_Annotated element listings_.
============================================================
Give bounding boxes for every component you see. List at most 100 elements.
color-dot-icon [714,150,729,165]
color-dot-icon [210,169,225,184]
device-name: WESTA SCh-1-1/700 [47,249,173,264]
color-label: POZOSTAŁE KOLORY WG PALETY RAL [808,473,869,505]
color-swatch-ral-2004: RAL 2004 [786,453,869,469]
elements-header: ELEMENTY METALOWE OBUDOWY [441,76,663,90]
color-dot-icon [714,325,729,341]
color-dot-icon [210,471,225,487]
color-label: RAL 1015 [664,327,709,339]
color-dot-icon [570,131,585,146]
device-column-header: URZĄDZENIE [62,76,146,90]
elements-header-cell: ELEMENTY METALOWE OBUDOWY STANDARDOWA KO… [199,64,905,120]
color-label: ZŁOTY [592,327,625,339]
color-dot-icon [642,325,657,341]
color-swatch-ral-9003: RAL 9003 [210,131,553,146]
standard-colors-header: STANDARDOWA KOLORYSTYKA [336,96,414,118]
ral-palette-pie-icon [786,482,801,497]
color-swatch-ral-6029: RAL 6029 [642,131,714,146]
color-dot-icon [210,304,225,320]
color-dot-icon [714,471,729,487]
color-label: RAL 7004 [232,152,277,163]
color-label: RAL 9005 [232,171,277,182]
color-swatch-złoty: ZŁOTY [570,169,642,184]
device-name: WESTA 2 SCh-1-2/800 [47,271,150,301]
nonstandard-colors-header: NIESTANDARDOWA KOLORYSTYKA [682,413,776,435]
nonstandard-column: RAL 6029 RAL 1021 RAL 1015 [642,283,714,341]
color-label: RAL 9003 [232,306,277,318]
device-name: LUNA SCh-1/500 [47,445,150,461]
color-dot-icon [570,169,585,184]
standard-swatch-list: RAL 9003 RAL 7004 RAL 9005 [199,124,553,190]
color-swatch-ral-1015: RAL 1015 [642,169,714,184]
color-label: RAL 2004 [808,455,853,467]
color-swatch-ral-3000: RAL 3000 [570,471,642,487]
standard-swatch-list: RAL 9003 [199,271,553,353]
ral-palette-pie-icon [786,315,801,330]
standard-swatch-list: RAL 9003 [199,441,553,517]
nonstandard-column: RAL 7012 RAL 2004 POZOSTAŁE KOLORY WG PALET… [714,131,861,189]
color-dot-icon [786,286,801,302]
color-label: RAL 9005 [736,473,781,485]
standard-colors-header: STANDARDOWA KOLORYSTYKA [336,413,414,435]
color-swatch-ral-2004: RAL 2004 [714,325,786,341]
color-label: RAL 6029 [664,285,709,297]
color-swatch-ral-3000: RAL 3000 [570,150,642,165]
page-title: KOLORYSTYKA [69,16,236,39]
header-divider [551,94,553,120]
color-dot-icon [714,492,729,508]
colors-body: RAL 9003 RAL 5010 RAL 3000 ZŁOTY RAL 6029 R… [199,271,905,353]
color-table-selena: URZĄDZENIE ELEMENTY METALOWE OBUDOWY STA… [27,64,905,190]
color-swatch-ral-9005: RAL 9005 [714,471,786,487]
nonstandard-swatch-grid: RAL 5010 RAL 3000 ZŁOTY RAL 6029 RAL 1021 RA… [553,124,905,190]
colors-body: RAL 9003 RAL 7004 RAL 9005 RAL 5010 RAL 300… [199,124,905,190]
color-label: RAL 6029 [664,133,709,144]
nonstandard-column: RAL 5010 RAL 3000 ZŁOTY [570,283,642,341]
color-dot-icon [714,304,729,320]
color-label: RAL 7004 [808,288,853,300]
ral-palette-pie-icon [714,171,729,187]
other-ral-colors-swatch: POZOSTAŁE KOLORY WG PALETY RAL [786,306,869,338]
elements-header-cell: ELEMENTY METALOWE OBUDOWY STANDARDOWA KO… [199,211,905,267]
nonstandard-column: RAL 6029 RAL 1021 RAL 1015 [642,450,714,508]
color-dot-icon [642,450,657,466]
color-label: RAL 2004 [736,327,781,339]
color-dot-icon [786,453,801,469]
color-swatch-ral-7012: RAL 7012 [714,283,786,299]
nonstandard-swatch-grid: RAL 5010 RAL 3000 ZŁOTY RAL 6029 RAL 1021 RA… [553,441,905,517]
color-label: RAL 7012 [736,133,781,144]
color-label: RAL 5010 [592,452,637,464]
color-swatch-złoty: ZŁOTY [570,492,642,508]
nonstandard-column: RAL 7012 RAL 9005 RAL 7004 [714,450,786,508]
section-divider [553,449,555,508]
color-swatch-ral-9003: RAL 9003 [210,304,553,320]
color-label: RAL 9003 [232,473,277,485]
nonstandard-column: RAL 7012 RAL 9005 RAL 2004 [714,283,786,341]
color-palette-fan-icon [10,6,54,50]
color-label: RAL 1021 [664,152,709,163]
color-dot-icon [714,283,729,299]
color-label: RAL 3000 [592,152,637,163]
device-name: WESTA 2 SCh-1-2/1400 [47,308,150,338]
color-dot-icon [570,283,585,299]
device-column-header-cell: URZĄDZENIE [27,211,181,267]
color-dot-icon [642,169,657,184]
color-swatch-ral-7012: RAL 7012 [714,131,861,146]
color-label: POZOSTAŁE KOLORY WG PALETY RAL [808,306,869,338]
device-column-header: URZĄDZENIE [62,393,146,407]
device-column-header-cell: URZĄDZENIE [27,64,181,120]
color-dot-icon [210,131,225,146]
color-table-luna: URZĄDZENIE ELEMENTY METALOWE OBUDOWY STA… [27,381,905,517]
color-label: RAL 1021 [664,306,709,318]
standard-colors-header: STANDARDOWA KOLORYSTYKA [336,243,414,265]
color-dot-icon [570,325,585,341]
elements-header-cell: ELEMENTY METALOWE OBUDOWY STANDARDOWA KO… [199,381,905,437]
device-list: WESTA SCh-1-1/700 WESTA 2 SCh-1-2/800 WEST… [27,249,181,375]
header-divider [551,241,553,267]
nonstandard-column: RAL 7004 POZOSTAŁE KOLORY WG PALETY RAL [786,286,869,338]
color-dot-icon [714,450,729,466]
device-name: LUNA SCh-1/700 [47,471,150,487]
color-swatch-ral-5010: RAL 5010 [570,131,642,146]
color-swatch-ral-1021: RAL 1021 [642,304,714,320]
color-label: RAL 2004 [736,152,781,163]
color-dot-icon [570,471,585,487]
============================================================
Repeat the part of the records above that runs from the start through the line containing "color-dot-icon [714,325,729,341]".

_Correct result_.
Give bounding boxes for every component you see. List at most 100 elements.
color-dot-icon [714,150,729,165]
color-dot-icon [210,169,225,184]
device-name: WESTA SCh-1-1/700 [47,249,173,264]
color-label: POZOSTAŁE KOLORY WG PALETY RAL [808,473,869,505]
color-swatch-ral-2004: RAL 2004 [786,453,869,469]
elements-header: ELEMENTY METALOWE OBUDOWY [441,76,663,90]
color-dot-icon [714,325,729,341]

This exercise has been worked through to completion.